>>
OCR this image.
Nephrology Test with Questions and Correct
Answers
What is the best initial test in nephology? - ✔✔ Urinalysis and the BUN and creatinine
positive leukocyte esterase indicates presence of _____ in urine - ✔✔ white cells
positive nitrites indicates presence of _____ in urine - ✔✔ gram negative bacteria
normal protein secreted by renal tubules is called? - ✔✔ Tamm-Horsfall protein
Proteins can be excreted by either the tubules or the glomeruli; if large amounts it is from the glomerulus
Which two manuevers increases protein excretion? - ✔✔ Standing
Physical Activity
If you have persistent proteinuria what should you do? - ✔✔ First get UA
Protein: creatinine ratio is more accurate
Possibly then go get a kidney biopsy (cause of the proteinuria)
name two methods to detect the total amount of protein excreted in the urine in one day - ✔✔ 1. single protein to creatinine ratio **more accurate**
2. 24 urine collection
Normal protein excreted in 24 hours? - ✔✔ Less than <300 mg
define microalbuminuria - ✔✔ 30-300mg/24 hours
<<
What you should do –
Please show all lines from the entries that contain the word "hours".

Answer to this exercise –
Normal protein excreted in 24 hours? - ✔✔ Less than <300 mg
define microalbuminuria - ✔✔ 30-300mg/24 hours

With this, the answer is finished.